===== Raw data

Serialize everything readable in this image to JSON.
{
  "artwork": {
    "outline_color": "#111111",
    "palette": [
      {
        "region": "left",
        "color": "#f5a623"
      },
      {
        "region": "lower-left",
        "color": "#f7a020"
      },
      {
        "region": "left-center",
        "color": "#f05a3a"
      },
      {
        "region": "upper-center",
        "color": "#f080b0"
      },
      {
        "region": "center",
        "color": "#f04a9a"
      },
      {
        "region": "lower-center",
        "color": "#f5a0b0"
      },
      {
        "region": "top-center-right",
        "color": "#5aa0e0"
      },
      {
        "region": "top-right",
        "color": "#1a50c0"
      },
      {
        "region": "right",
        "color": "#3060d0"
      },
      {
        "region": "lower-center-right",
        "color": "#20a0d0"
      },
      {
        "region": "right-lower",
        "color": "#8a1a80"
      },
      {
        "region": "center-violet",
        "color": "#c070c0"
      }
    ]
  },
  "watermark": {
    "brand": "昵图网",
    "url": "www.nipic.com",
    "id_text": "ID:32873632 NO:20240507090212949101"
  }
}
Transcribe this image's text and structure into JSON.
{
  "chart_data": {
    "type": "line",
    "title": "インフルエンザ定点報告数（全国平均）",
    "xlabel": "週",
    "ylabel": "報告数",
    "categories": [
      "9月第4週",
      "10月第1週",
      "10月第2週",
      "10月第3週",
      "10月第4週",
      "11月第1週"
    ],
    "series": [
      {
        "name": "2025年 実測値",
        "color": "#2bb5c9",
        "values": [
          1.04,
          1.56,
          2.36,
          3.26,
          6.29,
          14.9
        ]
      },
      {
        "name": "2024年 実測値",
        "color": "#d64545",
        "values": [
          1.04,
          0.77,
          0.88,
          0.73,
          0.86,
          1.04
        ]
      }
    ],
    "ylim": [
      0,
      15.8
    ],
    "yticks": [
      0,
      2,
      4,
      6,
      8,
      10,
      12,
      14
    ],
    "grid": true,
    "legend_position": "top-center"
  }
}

==========

Write the whole listing out again. Keep every line exactly as it is.

Serialize everything readable in this image to JSON.
{
  "artwork": {
    "outline_color": "#111111",
    "palette": [
      {
        "region": "left",
        "color": "#f5a623"
      },
      {
        "region": "lower-left",
        "color": "#f7a020"
      },
      {
        "region": "left-center",
        "color": "#f05a3a"
      },
      {
        "region": "upper-center",
        "color": "#f080b0"
      },
      {
        "region": "center",
        "color": "#f04a9a"
      },
      {
        "region": "lower-center",
        "color": "#f5a0b0"
      },
      {
        "region": "top-center-right",
        "color": "#5aa0e0"
      },
      {
        "region": "top-right",
        "color": "#1a50c0"
      },
      {
        "region": "right",
        "color": "#3060d0"
      },
      {
        "region": "lower-center-right",
        "color": "#20a0d0"
      },
      {
        "region": "right-lower",
        "color": "#8a1a80"
      },
      {
        "region": "center-violet",
        "color": "#c070c0"
      }
    ]
  },
  "watermark": {
    "brand": "昵图网",
    "url": "www.nipic.com",
    "id_text": "ID:32873632 NO:20240507090212949101"
  }
}
Transcribe this image's text and structure into JSON.
{
  "chart_data": {
    "type": "line",
    "title": "インフルエンザ定点報告数（全国平均）",
    "xlabel": "週",
    "ylabel": "報告数",
    "categories": [
      "9月第4週",
      "10月第1週",
      "10月第2週",
      "10月第3週",
      "10月第4週",
      "11月第1週"
    ],
    "series": [
      {
        "name": "2025年 実測値",
        "color": "#2bb5c9",
        "values": [
          1.04,
          1.56,
          2.36,
          3.26,
          6.29,
          14.9
        ]
      },
      {
        "name": "2024年 実測値",
        "color": "#d64545",
        "values": [
          1.04,
          0.77,
          0.88,
          0.73,
          0.86,
          1.04
        ]
      }
    ],
    "ylim": [
      0,
      15.8
    ],
    "yticks": [
      0,
      2,
      4,
      6,
      8,
      10,
      12,
      14
    ],
    "grid": true,
    "legend_position": "top-center"
  }
}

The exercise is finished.